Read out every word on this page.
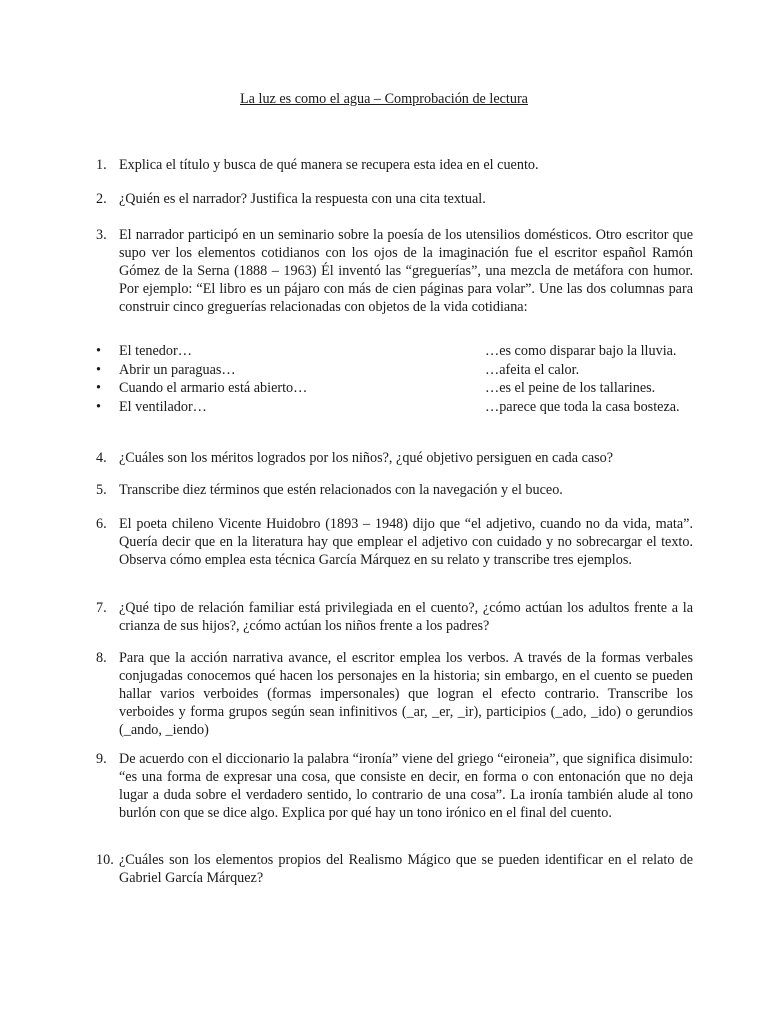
La luz es como el agua – Comprobación de lectura
1. Explica el título y busca de qué manera se recupera esta idea en el cuento.
2. ¿Quién es el narrador? Justifica la respuesta con una cita textual.
3. El narrador participó en un seminario sobre la poesía de los utensilios domésticos. Otro escritor que supo ver los elementos cotidianos con los ojos de la imaginación fue el escritor español Ramón Gómez de la Serna (1888 – 1963) Él inventó las “greguerías”, una mezcla de metáfora con humor. Por ejemplo: “El libro es un pájaro con más de cien páginas para volar”. Une las dos columnas para construir cinco greguerías relacionadas con objetos de la vida cotidiana:
•	El tenedor…	…es como disparar bajo la lluvia.
•	Abrir un paraguas…	…afeita el calor.
•	Cuando el armario está abierto…	…es el peine de los tallarines.
•	El ventilador…	…parece que toda la casa bosteza.
4. ¿Cuáles son los méritos logrados por los niños?, ¿qué objetivo persiguen en cada caso?
5. Transcribe diez términos que estén relacionados con la navegación y el buceo.
6. El poeta chileno Vicente Huidobro (1893 – 1948) dijo que “el adjetivo, cuando no da vida, mata”. Quería decir que en la literatura hay que emplear el adjetivo con cuidado y no sobrecargar el texto. Observa cómo emplea esta técnica García Márquez en su relato y transcribe tres ejemplos.
7. ¿Qué tipo de relación familiar está privilegiada en el cuento?, ¿cómo actúan los adultos frente a la crianza de sus hijos?, ¿cómo actúan los niños frente a los padres?
8. Para que la acción narrativa avance, el escritor emplea los verbos. A través de la formas verbales conjugadas conocemos qué hacen los personajes en la historia; sin embargo, en el cuento se pueden hallar varios verboides (formas impersonales) que logran el efecto contrario. Transcribe los verboides y forma grupos según sean infinitivos (_ar, _er, _ir), participios (_ado, _ido) o gerundios (_ando, _iendo)
9. De acuerdo con el diccionario la palabra “ironía” viene del griego “eironeia”, que significa disimulo: “es una forma de expresar una cosa, que consiste en decir, en forma o con entonación que no deja lugar a duda sobre el verdadero sentido, lo contrario de una cosa”. La ironía también alude al tono burlón con que se dice algo. Explica por qué hay un tono irónico en el final del cuento.
10. ¿Cuáles son los elementos propios del Realismo Mágico que se pueden identificar en el relato de Gabriel García Márquez?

#####

▶ _WHAT IS ASKED_:
Leave images out of the retyped records; keep all else exact.

▶ _THE SOLUTION_:
Read out every word on this page.
La luz es como el agua – Comprobación de lectura
1. Explica el título y busca de qué manera se recupera esta idea en el cuento.
2. ¿Quién es el narrador? Justifica la respuesta con una cita textual.
3. El narrador participó en un seminario sobre la poesía de los utensilios domésticos. Otro escritor que supo ver los elementos cotidianos con los ojos de la imaginación fue el escritor español Ramón Gómez de la Serna (1888 – 1963) Él inventó las “greguerías”, una mezcla de metáfora con humor. Por ejemplo: “El libro es un pájaro con más de cien páginas para volar”. Une las dos columnas para construir cinco greguerías relacionadas con objetos de la vida cotidiana:
•	El tenedor…	…es como disparar bajo la lluvia.
•	Abrir un paraguas…	…afeita el calor.
•	Cuando el armario está abierto…	…es el peine de los tallarines.
•	El ventilador…	…parece que toda la casa bosteza.
4. ¿Cuáles son los méritos logrados por los niños?, ¿qué objetivo persiguen en cada caso?
5. Transcribe diez términos que estén relacionados con la navegación y el buceo.
6. El poeta chileno Vicente Huidobro (1893 – 1948) dijo que “el adjetivo, cuando no da vida, mata”. Quería decir que en la literatura hay que emplear el adjetivo con cuidado y no sobrecargar el texto. Observa cómo emplea esta técnica García Márquez en su relato y transcribe tres ejemplos.
7. ¿Qué tipo de relación familiar está privilegiada en el cuento?, ¿cómo actúan los adultos frente a la crianza de sus hijos?, ¿cómo actúan los niños frente a los padres?
8. Para que la acción narrativa avance, el escritor emplea los verbos. A través de la formas verbales conjugadas conocemos qué hacen los personajes en la historia; sin embargo, en el cuento se pueden hallar varios verboides (formas impersonales) que logran el efecto contrario. Transcribe los verboides y forma grupos según sean infinitivos (_ar, _er, _ir), participios (_ado, _ido) o gerundios (_ando, _iendo)
9. De acuerdo con el diccionario la palabra “ironía” viene del griego “eironeia”, que significa disimulo: “es una forma de expresar una cosa, que consiste en decir, en forma o con entonación que no deja lugar a duda sobre el verdadero sentido, lo contrario de una cosa”. La ironía también alude al tono burlón con que se dice algo. Explica por qué hay un tono irónico en el final del cuento.
10. ¿Cuáles son los elementos propios del Realismo Mágico que se pueden identificar en el relato de Gabriel García Márquez?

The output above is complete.